(Collection entries)
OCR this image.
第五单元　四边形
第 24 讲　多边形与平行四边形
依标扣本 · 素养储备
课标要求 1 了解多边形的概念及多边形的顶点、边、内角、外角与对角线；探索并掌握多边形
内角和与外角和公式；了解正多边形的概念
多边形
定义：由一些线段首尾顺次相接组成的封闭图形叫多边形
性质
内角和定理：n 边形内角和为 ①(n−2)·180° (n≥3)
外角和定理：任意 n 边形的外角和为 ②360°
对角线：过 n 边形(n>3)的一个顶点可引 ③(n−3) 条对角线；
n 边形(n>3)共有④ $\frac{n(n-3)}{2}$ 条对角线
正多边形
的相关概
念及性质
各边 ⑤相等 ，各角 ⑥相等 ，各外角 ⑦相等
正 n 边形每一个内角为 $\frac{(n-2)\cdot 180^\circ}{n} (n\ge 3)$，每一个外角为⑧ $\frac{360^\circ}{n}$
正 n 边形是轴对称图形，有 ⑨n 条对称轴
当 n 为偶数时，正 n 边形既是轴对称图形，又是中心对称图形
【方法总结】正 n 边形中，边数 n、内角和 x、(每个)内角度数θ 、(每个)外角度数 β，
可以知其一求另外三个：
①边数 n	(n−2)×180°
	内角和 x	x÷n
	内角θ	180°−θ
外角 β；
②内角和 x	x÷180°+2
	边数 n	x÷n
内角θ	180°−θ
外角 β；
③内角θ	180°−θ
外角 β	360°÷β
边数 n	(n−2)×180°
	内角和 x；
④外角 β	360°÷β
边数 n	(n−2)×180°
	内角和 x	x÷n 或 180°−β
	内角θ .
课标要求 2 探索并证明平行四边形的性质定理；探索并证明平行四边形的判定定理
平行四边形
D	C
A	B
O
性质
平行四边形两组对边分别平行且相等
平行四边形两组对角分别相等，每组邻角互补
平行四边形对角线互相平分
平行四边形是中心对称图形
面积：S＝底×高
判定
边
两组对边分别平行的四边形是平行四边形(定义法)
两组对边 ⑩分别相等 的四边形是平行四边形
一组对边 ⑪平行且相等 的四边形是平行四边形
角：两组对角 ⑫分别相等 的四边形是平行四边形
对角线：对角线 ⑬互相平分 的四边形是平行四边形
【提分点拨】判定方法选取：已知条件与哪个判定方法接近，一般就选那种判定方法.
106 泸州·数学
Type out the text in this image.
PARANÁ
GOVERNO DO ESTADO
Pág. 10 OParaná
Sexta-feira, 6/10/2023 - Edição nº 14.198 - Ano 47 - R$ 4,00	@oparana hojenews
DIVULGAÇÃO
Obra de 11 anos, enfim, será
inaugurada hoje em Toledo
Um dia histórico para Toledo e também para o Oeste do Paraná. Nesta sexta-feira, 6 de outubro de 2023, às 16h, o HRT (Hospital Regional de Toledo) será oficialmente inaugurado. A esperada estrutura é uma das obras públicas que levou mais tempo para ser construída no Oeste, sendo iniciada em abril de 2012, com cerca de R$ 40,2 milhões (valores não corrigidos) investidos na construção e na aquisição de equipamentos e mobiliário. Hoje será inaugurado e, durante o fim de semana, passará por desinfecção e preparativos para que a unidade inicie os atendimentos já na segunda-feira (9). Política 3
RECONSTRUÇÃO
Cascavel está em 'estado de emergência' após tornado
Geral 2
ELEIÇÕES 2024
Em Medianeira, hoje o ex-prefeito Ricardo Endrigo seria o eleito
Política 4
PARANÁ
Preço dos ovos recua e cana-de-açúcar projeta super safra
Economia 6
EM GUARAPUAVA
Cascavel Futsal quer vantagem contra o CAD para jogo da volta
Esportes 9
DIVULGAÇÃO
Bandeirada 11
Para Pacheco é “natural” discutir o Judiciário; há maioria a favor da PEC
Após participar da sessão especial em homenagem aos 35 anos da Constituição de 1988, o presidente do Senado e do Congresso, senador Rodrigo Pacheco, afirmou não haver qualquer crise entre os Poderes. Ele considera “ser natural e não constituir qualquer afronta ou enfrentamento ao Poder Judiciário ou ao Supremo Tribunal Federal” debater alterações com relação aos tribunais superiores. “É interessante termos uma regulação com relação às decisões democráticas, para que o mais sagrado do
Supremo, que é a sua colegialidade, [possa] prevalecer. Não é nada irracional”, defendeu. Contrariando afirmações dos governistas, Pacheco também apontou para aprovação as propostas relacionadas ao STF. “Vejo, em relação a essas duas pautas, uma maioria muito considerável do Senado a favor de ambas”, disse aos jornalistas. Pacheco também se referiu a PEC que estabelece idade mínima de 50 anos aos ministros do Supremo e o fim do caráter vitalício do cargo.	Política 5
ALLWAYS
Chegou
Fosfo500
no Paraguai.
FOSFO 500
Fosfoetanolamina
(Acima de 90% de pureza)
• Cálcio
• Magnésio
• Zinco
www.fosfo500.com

TASK DIRECTIONS: Your task is to transcribe the material exactly.

PROBLEM SOLUTION:
OCR this image.
第五单元　四边形
第 24 讲　多边形与平行四边形
依标扣本 · 素养储备
课标要求 1 了解多边形的概念及多边形的顶点、边、内角、外角与对角线；探索并掌握多边形
内角和与外角和公式；了解正多边形的概念
多边形
定义：由一些线段首尾顺次相接组成的封闭图形叫多边形
性质
内角和定理：n 边形内角和为 ①(n−2)·180° (n≥3)
外角和定理：任意 n 边形的外角和为 ②360°
对角线：过 n 边形(n>3)的一个顶点可引 ③(n−3) 条对角线；
n 边形(n>3)共有④ $\frac{n(n-3)}{2}$ 条对角线
正多边形
的相关概
念及性质
各边 ⑤相等 ，各角 ⑥相等 ，各外角 ⑦相等
正 n 边形每一个内角为 $\frac{(n-2)\cdot 180^\circ}{n} (n\ge 3)$，每一个外角为⑧ $\frac{360^\circ}{n}$
正 n 边形是轴对称图形，有 ⑨n 条对称轴
当 n 为偶数时，正 n 边形既是轴对称图形，又是中心对称图形
【方法总结】正 n 边形中，边数 n、内角和 x、(每个)内角度数θ 、(每个)外角度数 β，
可以知其一求另外三个：
①边数 n	(n−2)×180°
	内角和 x	x÷n
	内角θ	180°−θ
外角 β；
②内角和 x	x÷180°+2
	边数 n	x÷n
内角θ	180°−θ
外角 β；
③内角θ	180°−θ
外角 β	360°÷β
边数 n	(n−2)×180°
	内角和 x；
④外角 β	360°÷β
边数 n	(n−2)×180°
	内角和 x	x÷n 或 180°−β
	内角θ .
课标要求 2 探索并证明平行四边形的性质定理；探索并证明平行四边形的判定定理
平行四边形
D	C
A	B
O
性质
平行四边形两组对边分别平行且相等
平行四边形两组对角分别相等，每组邻角互补
平行四边形对角线互相平分
平行四边形是中心对称图形
面积：S＝底×高
判定
边
两组对边分别平行的四边形是平行四边形(定义法)
两组对边 ⑩分别相等 的四边形是平行四边形
一组对边 ⑪平行且相等 的四边形是平行四边形
角：两组对角 ⑫分别相等 的四边形是平行四边形
对角线：对角线 ⑬互相平分 的四边形是平行四边形
【提分点拨】判定方法选取：已知条件与哪个判定方法接近，一般就选那种判定方法.
106 泸州·数学
Type out the text in this image.
PARANÁ
GOVERNO DO ESTADO
Pág. 10 OParaná
Sexta-feira, 6/10/2023 - Edição nº 14.198 - Ano 47 - R$ 4,00	@oparana hojenews
DIVULGAÇÃO
Obra de 11 anos, enfim, será
inaugurada hoje em Toledo
Um dia histórico para Toledo e também para o Oeste do Paraná. Nesta sexta-feira, 6 de outubro de 2023, às 16h, o HRT (Hospital Regional de Toledo) será oficialmente inaugurado. A esperada estrutura é uma das obras públicas que levou mais tempo para ser construída no Oeste, sendo iniciada em abril de 2012, com cerca de R$ 40,2 milhões (valores não corrigidos) investidos na construção e na aquisição de equipamentos e mobiliário. Hoje será inaugurado e, durante o fim de semana, passará por desinfecção e preparativos para que a unidade inicie os atendimentos já na segunda-feira (9). Política 3
RECONSTRUÇÃO
Cascavel está em 'estado de emergência' após tornado
Geral 2
ELEIÇÕES 2024
Em Medianeira, hoje o ex-prefeito Ricardo Endrigo seria o eleito
Política 4
PARANÁ
Preço dos ovos recua e cana-de-açúcar projeta super safra
Economia 6
EM GUARAPUAVA
Cascavel Futsal quer vantagem contra o CAD para jogo da volta
Esportes 9
DIVULGAÇÃO
Bandeirada 11
Para Pacheco é “natural” discutir o Judiciário; há maioria a favor da PEC
Após participar da sessão especial em homenagem aos 35 anos da Constituição de 1988, o presidente do Senado e do Congresso, senador Rodrigo Pacheco, afirmou não haver qualquer crise entre os Poderes. Ele considera “ser natural e não constituir qualquer afronta ou enfrentamento ao Poder Judiciário ou ao Supremo Tribunal Federal” debater alterações com relação aos tribunais superiores. “É interessante termos uma regulação com relação às decisões democráticas, para que o mais sagrado do
Supremo, que é a sua colegialidade, [possa] prevalecer. Não é nada irracional”, defendeu. Contrariando afirmações dos governistas, Pacheco também apontou para aprovação as propostas relacionadas ao STF. “Vejo, em relação a essas duas pautas, uma maioria muito considerável do Senado a favor de ambas”, disse aos jornalistas. Pacheco também se referiu a PEC que estabelece idade mínima de 50 anos aos ministros do Supremo e o fim do caráter vitalício do cargo.	Política 5
ALLWAYS
Chegou
Fosfo500
no Paraguai.
FOSFO 500
Fosfoetanolamina
(Acima de 90% de pureza)
• Cálcio
• Magnésio
• Zinco
www.fosfo500.com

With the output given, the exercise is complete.